### Task objective
Do not include the pictures; repeat the rest of the data exactly.

-- Begin Data for processing --

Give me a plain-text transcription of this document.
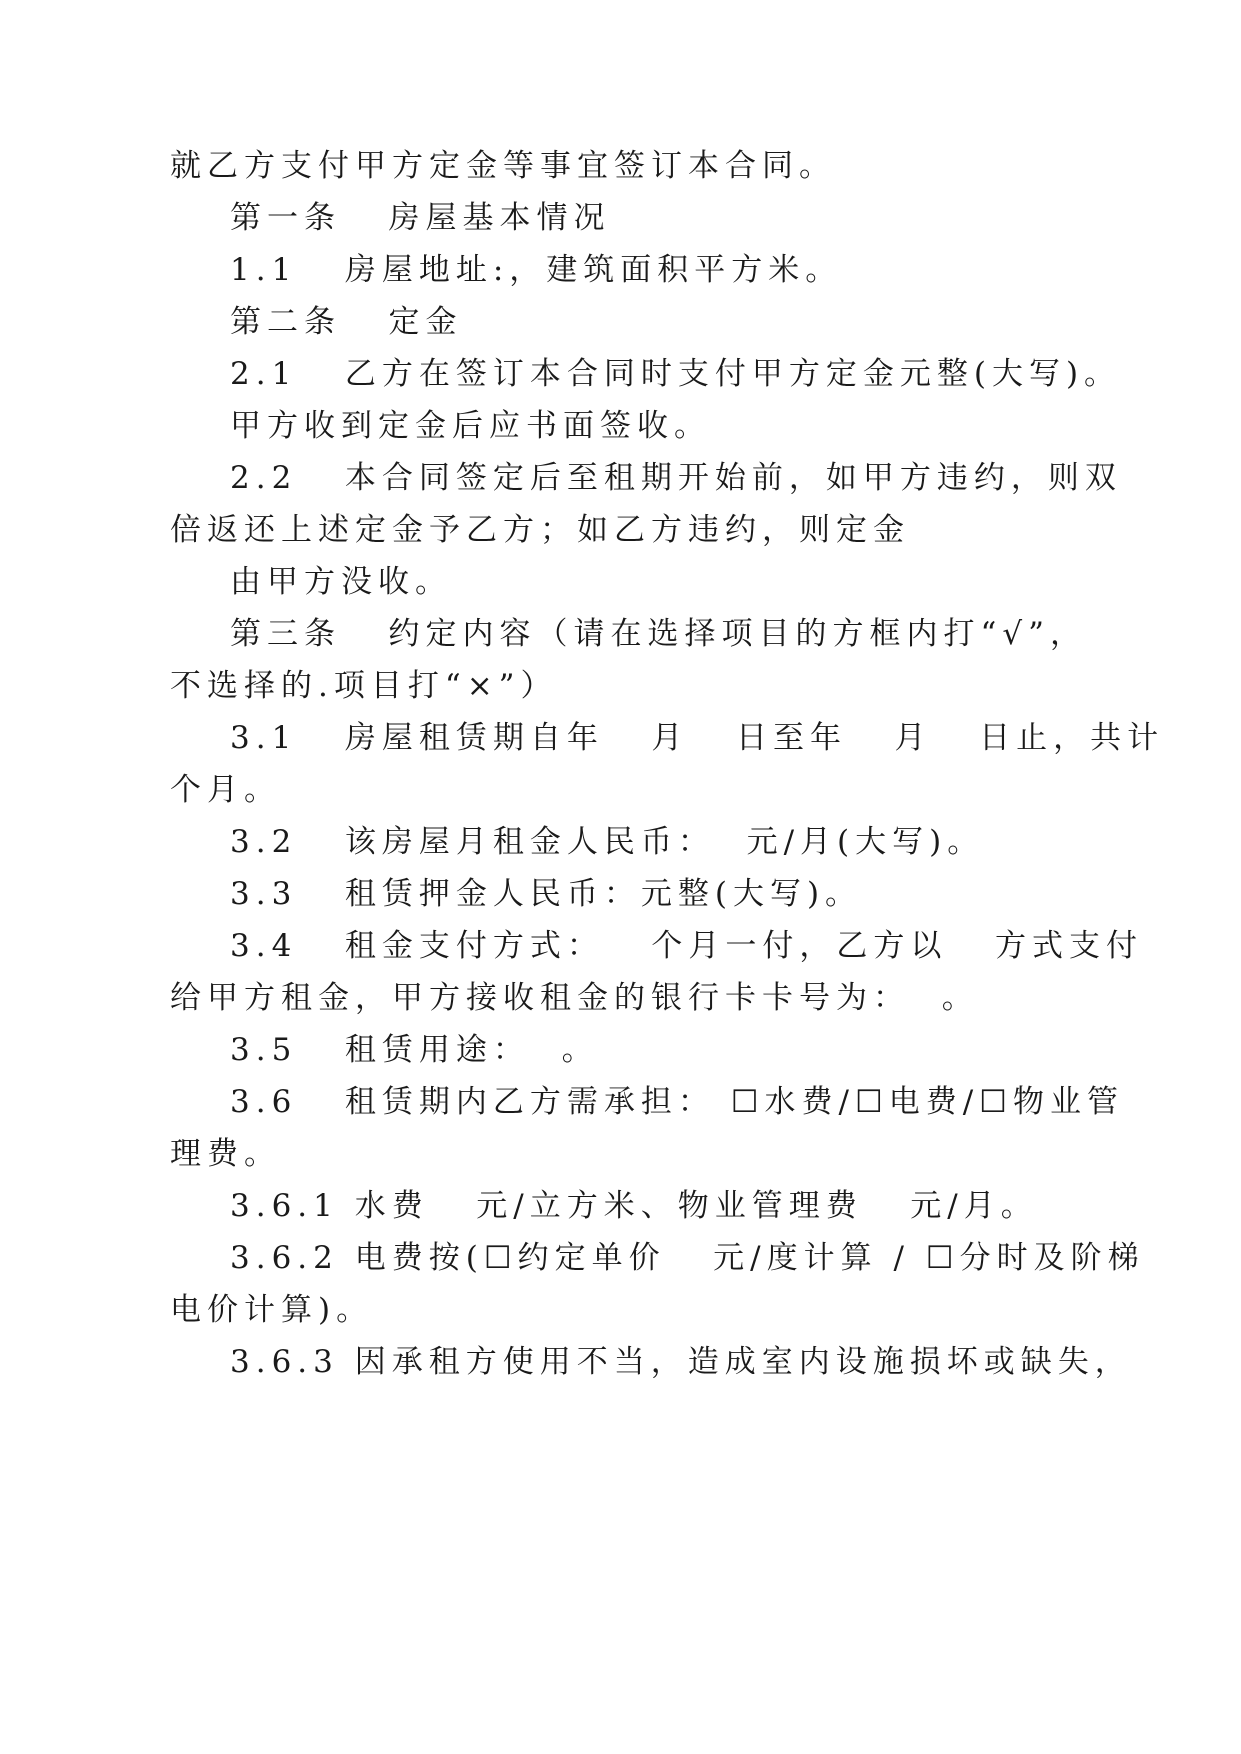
就乙方支付甲方定金等事宜签订本合同。
第一条   房屋基本情况
1.1   房屋地址:，建筑面积平方米。
第二条   定金
2.1   乙方在签订本合同时支付甲方定金元整(大写)。
甲方收到定金后应书面签收。
2.2   本合同签定后至租期开始前，如甲方违约，则双
倍返还上述定金予乙方；如乙方违约，则定金
由甲方没收。
第三条   约定内容（请在选择项目的方框内打“√”，
不选择的.项目打“×”）
3.1   房屋租赁期自年   月   日至年   月   日止，共计
个月。
3.2   该房屋月租金人民币：  元/月(大写)。
3.3   租赁押金人民币：元整(大写)。
3.4   租金支付方式：   个月一付，乙方以   方式支付
给甲方租金，甲方接收租金的银行卡卡号为：  。
3.5   租赁用途：  。
3.6   租赁期内乙方需承担： ☐水费/☐电费/☐物业管
理费。
3.6.1 水费   元/立方米、物业管理费   元/月。
3.6.2 电费按(☐约定单价   元/度计算 / ☐分时及阶梯
电价计算)。
3.6.3 因承租方使用不当，造成室内设施损坏或缺失，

-- End Data for processing --

### Reply to the task
Give me a plain-text transcription of this document.
就乙方支付甲方定金等事宜签订本合同。
第一条   房屋基本情况
1.1   房屋地址:，建筑面积平方米。
第二条   定金
2.1   乙方在签订本合同时支付甲方定金元整(大写)。
甲方收到定金后应书面签收。
2.2   本合同签定后至租期开始前，如甲方违约，则双
倍返还上述定金予乙方；如乙方违约，则定金
由甲方没收。
第三条   约定内容（请在选择项目的方框内打“√”，
不选择的.项目打“×”）
3.1   房屋租赁期自年   月   日至年   月   日止，共计
个月。
3.2   该房屋月租金人民币：  元/月(大写)。
3.3   租赁押金人民币：元整(大写)。
3.4   租金支付方式：   个月一付，乙方以   方式支付
给甲方租金，甲方接收租金的银行卡卡号为：  。
3.5   租赁用途：  。
3.6   租赁期内乙方需承担： ☐水费/☐电费/☐物业管
理费。
3.6.1 水费   元/立方米、物业管理费   元/月。
3.6.2 电费按(☐约定单价   元/度计算 / ☐分时及阶梯
电价计算)。
3.6.3 因承租方使用不当，造成室内设施损坏或缺失，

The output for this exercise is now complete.